[YOUR INSTRUCTIONS] Select the lines that contain "text" and copy each of them.

····················

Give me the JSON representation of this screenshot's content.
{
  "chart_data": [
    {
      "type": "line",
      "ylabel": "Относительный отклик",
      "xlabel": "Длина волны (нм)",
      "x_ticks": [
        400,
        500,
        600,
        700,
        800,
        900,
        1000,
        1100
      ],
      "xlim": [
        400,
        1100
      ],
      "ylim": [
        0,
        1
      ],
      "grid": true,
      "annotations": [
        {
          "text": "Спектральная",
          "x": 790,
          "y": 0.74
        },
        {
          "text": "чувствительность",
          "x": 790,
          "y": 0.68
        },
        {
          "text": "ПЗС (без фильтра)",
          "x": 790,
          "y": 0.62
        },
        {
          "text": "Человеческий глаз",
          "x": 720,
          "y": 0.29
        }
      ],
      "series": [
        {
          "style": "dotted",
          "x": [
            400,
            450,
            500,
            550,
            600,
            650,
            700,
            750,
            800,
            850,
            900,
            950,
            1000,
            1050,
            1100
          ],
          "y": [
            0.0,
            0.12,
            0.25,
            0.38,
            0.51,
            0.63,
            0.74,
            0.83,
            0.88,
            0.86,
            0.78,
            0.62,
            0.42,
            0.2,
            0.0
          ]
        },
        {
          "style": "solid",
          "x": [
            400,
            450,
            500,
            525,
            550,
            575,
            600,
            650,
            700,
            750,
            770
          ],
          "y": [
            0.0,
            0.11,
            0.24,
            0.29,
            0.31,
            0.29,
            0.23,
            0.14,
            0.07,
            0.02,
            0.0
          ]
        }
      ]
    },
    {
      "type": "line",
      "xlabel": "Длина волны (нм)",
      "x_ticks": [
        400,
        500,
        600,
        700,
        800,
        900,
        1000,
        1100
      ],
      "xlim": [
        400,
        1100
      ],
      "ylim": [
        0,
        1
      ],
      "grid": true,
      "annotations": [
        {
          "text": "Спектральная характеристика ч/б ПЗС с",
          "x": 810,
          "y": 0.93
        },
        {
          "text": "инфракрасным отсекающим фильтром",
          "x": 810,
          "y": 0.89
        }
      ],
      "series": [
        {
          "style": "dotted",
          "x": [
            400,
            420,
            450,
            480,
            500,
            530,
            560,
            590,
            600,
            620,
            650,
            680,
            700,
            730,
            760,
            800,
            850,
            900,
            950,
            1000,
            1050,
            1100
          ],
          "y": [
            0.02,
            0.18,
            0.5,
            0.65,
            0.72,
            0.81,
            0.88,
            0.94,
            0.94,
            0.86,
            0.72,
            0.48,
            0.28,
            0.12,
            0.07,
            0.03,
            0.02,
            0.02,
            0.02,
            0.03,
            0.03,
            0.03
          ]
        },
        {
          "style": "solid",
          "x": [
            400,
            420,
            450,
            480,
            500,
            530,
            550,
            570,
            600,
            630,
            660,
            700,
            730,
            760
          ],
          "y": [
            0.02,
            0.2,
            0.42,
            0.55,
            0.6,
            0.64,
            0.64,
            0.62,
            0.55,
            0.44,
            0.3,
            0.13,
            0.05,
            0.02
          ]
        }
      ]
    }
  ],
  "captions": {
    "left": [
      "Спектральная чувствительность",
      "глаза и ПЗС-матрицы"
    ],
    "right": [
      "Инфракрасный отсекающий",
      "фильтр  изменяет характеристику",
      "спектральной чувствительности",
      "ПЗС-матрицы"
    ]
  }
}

····················

[WORKED ANSWER]
          "text": "Спектральная",
          "text": "чувствительность",
          "text": "ПЗС (без фильтра)",
          "text": "Человеческий глаз",
          "text": "Спектральная характеристика ч/б ПЗС с",
          "text": "инфракрасным отсекающим фильтром",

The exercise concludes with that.